Using the material below, copy every line where "kind" appears.

[Data excerpts]
** BEGIN **

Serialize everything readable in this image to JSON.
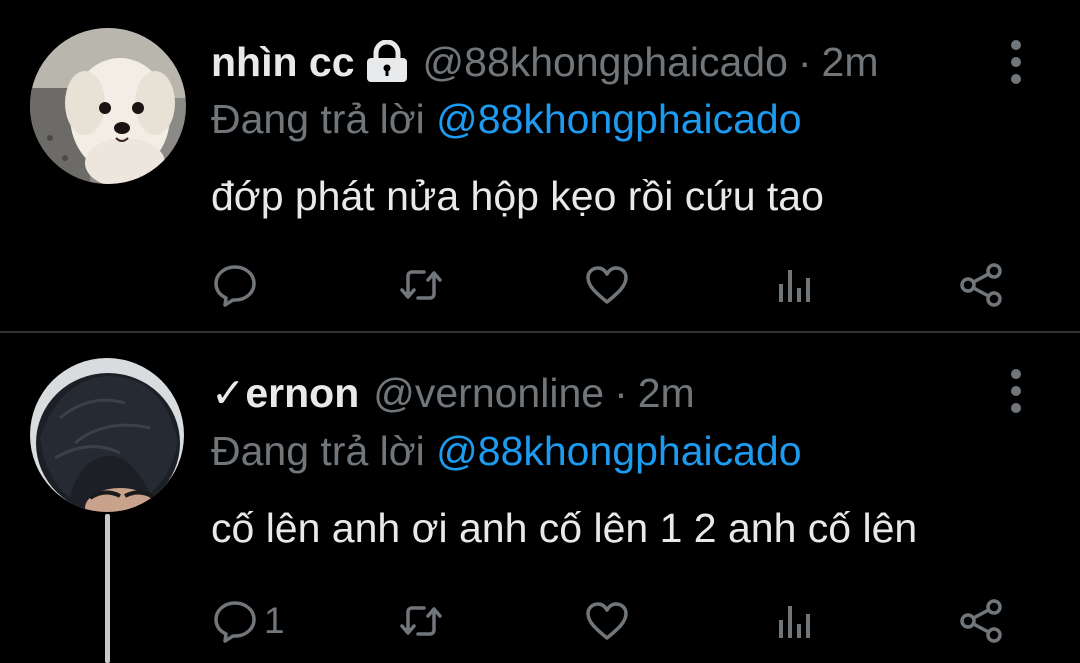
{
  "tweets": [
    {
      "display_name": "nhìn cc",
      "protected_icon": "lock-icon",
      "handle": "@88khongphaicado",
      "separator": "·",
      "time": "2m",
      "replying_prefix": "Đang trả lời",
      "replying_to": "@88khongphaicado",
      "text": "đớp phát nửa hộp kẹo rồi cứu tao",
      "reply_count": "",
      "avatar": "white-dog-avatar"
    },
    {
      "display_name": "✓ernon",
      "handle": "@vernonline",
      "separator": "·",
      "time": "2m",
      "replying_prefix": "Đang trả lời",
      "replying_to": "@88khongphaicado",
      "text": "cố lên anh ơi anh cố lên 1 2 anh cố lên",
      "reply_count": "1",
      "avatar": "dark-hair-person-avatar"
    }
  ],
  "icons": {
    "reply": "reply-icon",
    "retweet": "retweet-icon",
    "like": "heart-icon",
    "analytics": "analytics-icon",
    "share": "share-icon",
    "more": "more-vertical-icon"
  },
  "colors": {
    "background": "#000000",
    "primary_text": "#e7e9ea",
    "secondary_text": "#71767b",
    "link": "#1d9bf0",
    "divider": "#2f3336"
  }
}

** END **
** BEGIN **

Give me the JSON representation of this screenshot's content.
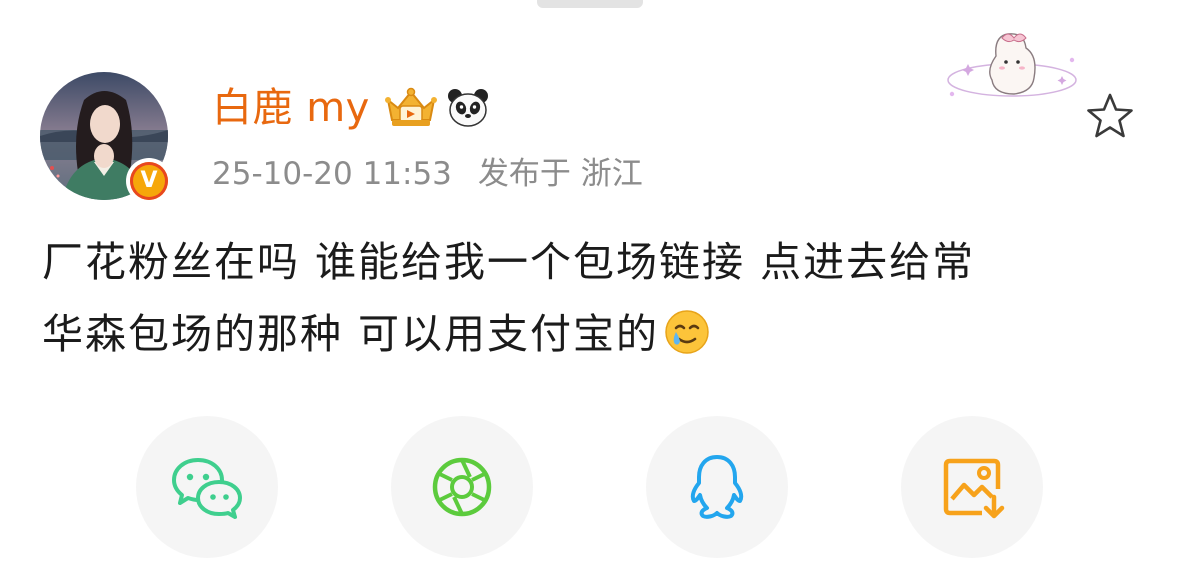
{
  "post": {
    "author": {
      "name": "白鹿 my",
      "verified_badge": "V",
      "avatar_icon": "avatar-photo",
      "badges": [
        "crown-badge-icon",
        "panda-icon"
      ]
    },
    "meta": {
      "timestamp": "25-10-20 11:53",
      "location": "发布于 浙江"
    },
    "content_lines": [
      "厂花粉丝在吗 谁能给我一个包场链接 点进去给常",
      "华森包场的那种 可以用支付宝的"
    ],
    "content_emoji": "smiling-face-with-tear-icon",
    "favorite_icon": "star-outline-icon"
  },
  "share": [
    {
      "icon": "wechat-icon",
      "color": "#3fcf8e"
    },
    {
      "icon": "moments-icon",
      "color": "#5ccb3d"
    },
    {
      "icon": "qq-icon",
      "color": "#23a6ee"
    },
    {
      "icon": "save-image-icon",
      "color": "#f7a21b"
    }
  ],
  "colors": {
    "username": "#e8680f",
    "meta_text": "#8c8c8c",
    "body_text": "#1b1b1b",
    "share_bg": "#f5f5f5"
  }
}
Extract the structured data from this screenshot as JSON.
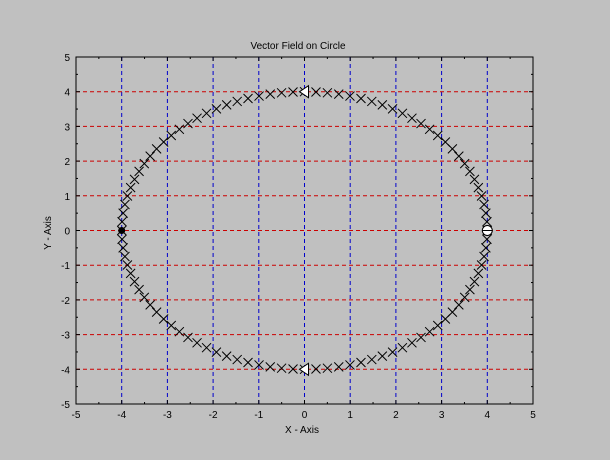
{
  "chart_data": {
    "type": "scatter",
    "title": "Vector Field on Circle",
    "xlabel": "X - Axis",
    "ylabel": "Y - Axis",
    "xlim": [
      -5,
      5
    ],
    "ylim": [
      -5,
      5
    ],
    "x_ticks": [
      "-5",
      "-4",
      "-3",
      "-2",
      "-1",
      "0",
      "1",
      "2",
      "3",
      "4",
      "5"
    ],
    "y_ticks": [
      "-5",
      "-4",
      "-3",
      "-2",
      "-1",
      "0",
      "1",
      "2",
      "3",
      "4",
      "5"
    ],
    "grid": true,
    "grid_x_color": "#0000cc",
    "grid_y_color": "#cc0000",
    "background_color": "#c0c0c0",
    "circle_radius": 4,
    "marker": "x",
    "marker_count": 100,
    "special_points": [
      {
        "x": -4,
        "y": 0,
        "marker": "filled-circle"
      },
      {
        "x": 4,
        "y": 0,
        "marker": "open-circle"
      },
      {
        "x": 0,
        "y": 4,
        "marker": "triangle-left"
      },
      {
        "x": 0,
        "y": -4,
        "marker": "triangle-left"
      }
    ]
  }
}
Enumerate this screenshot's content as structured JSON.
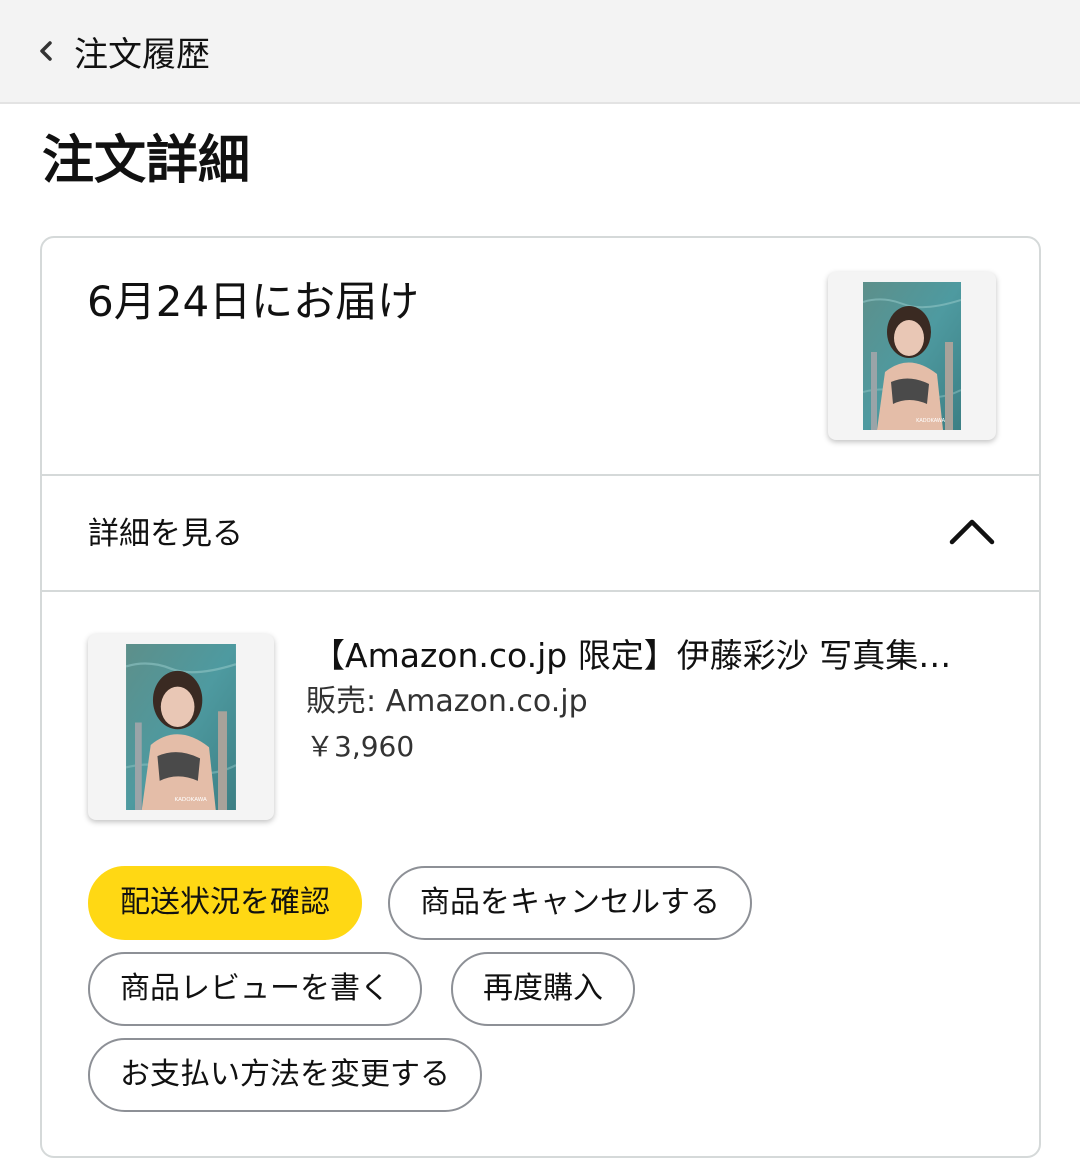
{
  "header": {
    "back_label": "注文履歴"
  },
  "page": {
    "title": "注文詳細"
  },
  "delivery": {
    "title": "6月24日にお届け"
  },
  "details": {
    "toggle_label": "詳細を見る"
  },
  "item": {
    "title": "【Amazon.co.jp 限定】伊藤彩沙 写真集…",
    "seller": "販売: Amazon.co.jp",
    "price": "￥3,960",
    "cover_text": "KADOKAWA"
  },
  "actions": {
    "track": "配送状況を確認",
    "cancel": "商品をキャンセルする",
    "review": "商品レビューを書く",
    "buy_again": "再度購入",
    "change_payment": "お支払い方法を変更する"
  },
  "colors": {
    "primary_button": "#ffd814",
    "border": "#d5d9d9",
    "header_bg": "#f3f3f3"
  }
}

** END **
** BEGIN **

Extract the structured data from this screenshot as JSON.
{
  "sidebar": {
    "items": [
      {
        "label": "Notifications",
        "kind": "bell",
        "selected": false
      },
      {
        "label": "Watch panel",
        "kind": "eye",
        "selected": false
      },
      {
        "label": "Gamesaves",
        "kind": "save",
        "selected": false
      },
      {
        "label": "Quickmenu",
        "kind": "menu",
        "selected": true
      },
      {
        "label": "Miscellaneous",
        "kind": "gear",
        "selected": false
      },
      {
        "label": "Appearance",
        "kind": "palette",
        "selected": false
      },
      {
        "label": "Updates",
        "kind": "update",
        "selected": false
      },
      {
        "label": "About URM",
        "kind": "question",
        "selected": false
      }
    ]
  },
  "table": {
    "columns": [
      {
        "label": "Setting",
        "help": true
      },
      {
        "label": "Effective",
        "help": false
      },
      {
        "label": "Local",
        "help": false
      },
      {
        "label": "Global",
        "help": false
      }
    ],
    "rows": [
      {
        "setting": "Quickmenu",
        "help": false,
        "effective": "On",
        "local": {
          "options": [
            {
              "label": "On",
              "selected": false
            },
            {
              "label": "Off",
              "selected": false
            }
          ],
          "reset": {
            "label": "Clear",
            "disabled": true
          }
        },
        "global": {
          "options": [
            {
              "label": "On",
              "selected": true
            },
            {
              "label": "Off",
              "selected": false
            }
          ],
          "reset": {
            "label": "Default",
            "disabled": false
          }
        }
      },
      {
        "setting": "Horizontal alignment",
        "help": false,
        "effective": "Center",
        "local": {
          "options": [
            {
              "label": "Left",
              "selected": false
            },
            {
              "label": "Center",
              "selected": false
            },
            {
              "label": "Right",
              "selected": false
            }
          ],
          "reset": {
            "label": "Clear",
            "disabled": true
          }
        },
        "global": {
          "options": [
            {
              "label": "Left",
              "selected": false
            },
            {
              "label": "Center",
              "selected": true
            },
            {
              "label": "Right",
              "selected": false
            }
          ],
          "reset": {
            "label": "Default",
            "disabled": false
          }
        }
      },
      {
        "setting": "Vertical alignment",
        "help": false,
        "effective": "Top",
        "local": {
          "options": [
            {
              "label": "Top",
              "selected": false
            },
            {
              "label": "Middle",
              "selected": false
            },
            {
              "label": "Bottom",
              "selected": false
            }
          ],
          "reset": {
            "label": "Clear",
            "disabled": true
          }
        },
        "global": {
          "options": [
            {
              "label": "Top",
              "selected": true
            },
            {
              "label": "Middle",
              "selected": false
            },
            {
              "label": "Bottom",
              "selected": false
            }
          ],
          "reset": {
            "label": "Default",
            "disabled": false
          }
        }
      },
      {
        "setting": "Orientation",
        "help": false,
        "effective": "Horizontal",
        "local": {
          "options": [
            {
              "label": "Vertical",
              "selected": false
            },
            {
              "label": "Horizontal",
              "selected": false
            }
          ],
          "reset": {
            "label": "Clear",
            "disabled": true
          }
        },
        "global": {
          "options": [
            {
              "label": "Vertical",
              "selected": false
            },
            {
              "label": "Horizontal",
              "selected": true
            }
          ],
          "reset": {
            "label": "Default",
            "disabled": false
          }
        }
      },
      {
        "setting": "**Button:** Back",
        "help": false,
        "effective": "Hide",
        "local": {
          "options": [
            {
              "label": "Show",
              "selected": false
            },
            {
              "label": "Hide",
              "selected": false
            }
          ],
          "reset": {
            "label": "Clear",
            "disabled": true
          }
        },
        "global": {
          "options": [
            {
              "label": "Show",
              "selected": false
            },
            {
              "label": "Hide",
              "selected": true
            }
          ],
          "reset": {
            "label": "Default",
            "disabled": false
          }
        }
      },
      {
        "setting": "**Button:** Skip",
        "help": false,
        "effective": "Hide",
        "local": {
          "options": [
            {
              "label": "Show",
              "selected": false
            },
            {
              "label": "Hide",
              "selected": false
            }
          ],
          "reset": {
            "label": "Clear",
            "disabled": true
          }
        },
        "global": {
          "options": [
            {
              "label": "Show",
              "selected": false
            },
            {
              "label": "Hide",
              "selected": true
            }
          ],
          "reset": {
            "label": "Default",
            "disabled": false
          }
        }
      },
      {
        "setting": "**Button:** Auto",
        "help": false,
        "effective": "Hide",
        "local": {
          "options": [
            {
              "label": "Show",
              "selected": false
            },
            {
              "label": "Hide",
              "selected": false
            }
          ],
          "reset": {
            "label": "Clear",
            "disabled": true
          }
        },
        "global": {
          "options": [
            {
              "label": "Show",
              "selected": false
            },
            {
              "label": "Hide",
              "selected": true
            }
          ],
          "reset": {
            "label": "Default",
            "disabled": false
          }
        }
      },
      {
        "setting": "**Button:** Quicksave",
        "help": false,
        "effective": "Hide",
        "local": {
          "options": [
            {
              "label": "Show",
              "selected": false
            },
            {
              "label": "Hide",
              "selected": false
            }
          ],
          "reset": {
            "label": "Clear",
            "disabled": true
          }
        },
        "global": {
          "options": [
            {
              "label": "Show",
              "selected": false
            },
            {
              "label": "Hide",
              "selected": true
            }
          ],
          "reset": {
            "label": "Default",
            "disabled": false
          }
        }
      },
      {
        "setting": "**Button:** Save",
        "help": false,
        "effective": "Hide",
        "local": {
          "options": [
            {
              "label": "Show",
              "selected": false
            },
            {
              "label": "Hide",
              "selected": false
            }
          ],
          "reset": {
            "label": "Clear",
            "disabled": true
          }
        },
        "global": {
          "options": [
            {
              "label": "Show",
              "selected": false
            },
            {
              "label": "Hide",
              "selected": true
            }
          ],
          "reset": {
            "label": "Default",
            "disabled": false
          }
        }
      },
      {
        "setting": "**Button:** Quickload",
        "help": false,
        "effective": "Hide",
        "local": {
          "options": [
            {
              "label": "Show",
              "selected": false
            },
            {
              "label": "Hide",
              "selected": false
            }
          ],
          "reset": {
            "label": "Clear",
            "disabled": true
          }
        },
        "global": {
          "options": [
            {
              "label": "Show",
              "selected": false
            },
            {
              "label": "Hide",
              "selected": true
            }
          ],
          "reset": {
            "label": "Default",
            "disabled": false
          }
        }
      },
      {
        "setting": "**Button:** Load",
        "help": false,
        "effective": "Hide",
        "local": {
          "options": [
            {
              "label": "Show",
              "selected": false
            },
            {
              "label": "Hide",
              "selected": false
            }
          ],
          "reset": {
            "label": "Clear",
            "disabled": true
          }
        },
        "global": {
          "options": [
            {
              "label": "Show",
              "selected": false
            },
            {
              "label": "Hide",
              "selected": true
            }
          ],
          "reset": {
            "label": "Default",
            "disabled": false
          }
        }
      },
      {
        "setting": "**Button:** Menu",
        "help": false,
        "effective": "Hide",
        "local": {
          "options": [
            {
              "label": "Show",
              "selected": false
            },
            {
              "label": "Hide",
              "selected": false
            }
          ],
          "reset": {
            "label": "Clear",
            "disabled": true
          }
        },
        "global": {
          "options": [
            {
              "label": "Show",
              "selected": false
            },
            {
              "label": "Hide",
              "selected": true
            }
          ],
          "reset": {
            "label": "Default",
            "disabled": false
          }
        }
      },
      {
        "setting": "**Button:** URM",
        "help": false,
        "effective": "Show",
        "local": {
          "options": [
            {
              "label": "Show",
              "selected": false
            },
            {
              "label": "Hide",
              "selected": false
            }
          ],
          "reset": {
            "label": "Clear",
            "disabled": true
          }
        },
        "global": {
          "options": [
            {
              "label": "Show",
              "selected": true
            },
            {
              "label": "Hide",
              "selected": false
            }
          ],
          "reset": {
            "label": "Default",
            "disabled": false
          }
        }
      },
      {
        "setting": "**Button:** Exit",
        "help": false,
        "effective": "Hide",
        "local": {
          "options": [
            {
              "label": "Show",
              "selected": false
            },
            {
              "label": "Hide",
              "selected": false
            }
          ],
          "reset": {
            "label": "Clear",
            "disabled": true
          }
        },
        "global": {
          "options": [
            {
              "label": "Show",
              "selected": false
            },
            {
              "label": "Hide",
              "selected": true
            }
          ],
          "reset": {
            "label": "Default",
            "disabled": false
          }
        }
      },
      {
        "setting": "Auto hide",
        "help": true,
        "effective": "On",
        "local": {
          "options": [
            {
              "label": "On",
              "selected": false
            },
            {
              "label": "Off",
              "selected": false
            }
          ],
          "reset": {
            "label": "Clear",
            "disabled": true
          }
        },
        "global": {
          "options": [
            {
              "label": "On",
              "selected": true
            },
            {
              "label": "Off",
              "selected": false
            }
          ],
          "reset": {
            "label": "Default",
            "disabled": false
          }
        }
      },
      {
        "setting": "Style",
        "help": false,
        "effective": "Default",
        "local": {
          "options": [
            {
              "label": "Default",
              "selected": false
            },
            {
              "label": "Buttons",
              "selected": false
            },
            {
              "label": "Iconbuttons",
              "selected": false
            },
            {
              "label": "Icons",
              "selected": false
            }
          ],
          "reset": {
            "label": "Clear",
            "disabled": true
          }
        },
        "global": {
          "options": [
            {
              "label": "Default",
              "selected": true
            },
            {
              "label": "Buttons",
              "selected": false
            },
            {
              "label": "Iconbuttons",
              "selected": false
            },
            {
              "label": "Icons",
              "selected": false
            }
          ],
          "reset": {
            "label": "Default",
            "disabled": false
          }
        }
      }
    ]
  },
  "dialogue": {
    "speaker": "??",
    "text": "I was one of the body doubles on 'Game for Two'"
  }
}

** END **

## Output below:
        "kind": "bell",
        "kind": "eye",
        "kind": "save",
        "kind": "menu",
        "kind": "gear",
        "kind": "palette",
        "kind": "update",
        "kind": "question",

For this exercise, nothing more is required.